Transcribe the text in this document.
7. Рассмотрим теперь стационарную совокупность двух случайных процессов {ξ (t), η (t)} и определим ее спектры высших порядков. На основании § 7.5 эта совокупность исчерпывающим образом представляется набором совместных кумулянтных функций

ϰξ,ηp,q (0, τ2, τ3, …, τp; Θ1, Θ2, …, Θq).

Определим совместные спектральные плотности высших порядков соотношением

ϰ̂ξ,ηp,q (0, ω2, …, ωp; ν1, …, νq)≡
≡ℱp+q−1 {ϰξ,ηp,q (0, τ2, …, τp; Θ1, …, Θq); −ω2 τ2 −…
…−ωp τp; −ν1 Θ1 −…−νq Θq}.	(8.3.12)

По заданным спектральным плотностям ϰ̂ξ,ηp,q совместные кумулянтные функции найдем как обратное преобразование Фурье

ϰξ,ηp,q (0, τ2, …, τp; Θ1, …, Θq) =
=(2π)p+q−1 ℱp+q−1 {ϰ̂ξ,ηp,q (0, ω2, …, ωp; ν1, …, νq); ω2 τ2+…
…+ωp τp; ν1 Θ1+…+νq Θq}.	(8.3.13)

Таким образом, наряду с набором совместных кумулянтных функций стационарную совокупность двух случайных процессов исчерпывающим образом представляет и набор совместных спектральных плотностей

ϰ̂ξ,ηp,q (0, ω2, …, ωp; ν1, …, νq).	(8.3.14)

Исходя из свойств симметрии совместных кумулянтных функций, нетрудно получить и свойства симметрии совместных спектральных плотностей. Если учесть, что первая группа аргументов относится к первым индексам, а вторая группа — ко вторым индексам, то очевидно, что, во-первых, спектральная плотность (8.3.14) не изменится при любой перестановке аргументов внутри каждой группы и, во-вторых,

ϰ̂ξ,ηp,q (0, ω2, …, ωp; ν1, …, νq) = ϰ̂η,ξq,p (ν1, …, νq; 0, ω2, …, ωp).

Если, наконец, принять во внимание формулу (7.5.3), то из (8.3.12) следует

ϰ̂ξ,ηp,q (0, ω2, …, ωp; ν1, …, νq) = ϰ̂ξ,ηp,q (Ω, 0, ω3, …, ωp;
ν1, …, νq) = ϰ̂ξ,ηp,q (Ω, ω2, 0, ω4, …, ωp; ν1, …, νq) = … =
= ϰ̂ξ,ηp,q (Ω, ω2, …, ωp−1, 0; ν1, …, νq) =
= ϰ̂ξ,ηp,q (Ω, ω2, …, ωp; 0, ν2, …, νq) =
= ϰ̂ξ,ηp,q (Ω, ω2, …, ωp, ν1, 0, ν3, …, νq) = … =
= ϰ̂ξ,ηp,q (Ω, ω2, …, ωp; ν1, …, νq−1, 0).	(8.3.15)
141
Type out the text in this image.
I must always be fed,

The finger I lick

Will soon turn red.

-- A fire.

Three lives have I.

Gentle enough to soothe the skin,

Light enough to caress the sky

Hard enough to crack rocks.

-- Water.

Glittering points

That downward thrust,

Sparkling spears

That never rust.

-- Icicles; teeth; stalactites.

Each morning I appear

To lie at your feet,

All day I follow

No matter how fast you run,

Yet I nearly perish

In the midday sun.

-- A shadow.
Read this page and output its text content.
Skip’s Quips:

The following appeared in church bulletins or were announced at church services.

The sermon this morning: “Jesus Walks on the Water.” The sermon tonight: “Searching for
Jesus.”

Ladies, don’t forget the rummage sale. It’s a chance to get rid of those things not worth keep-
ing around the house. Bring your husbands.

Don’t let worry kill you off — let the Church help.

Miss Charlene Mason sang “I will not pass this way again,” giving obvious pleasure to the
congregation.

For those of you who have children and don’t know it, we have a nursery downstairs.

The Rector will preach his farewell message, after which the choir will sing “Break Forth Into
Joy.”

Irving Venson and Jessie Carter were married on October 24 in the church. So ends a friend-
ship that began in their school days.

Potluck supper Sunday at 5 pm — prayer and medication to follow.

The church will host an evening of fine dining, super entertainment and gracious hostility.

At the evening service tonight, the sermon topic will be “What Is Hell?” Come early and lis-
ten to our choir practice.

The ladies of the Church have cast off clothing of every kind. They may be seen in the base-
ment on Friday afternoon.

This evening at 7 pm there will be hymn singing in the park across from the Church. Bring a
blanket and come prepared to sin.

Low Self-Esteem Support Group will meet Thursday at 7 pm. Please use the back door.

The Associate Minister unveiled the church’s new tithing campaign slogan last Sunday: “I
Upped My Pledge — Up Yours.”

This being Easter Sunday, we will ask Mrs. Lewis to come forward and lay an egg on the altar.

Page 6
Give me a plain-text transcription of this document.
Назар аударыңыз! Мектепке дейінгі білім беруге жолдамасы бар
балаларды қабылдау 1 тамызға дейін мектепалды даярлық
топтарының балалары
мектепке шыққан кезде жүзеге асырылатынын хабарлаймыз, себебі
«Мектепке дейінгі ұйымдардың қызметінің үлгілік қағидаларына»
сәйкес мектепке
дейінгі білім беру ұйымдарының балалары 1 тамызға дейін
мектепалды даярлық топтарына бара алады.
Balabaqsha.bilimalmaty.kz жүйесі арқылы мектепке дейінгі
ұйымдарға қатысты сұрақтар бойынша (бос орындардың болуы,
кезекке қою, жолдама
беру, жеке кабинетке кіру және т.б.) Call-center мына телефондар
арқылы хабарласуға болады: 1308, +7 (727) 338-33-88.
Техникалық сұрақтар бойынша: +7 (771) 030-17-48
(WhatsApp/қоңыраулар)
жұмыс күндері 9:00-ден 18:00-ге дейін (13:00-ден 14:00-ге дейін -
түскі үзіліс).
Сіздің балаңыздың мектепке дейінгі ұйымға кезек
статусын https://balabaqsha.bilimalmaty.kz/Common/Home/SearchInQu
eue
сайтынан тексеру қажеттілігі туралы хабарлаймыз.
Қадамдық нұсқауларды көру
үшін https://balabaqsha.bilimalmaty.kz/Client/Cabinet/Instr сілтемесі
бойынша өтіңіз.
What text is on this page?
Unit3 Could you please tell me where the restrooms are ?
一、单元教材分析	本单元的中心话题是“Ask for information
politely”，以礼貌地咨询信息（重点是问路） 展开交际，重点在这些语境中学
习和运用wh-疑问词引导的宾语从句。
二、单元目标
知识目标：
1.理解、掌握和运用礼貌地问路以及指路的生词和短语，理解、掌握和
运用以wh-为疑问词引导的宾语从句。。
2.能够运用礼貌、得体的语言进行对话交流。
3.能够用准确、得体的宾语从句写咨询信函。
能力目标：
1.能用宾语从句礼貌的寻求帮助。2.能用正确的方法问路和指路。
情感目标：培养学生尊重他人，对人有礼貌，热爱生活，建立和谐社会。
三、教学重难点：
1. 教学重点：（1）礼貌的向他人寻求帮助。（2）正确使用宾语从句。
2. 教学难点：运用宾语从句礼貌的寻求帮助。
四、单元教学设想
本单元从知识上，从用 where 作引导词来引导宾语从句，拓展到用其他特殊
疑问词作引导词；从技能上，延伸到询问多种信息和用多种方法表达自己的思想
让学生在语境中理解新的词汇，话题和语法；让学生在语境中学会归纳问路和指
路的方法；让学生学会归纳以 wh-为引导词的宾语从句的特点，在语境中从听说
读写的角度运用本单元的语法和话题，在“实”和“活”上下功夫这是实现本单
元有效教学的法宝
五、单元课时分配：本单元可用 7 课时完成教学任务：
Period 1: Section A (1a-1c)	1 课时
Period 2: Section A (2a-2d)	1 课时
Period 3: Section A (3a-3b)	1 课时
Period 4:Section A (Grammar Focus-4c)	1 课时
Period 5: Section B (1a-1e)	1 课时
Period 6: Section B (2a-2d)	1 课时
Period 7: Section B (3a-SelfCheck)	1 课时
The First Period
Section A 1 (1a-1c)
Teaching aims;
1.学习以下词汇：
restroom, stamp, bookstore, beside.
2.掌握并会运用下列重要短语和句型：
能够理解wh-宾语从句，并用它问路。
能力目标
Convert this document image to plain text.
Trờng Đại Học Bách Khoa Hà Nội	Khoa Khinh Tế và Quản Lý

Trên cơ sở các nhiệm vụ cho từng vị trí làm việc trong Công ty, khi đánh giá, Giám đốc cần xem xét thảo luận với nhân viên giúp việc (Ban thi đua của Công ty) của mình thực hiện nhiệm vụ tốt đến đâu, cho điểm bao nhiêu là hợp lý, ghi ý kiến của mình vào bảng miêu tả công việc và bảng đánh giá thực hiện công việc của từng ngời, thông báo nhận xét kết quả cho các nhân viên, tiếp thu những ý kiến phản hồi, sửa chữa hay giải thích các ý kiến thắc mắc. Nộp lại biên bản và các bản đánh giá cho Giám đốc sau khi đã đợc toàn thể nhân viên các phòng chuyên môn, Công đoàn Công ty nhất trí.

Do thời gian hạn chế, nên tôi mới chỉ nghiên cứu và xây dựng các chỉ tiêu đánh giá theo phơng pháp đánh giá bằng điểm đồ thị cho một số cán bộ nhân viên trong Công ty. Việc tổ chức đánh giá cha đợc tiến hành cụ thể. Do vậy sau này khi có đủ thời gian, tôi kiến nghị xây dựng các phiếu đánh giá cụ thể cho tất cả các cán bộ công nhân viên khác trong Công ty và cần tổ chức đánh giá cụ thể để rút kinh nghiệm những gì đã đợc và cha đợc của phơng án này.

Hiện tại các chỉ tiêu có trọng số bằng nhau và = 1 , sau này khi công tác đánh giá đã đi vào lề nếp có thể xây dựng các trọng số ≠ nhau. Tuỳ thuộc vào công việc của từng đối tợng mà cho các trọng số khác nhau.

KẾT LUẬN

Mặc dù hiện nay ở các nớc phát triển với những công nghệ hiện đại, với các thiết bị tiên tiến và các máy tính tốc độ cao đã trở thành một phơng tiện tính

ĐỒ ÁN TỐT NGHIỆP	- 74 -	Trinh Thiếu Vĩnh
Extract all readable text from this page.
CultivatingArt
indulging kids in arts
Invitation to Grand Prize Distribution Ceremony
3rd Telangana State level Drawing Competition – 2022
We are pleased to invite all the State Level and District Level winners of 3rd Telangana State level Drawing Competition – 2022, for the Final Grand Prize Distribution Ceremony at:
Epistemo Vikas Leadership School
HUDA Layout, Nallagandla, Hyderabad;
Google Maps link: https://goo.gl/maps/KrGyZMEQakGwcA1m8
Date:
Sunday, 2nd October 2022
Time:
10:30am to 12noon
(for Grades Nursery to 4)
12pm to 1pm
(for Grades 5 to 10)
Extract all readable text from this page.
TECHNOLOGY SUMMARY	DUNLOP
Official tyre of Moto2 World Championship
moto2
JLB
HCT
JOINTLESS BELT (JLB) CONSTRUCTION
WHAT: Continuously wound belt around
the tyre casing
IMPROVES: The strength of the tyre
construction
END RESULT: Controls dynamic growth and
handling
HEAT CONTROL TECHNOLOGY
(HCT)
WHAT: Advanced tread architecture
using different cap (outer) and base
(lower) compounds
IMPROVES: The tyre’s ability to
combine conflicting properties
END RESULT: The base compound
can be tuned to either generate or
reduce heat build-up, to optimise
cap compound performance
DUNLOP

## Task directions
Find the lines holding "даярлық" and list every one.

## Solution below
балаларды қабылдау 1 тамызға дейін мектепалды даярлық
мектепалды даярлық топтарына бара алады.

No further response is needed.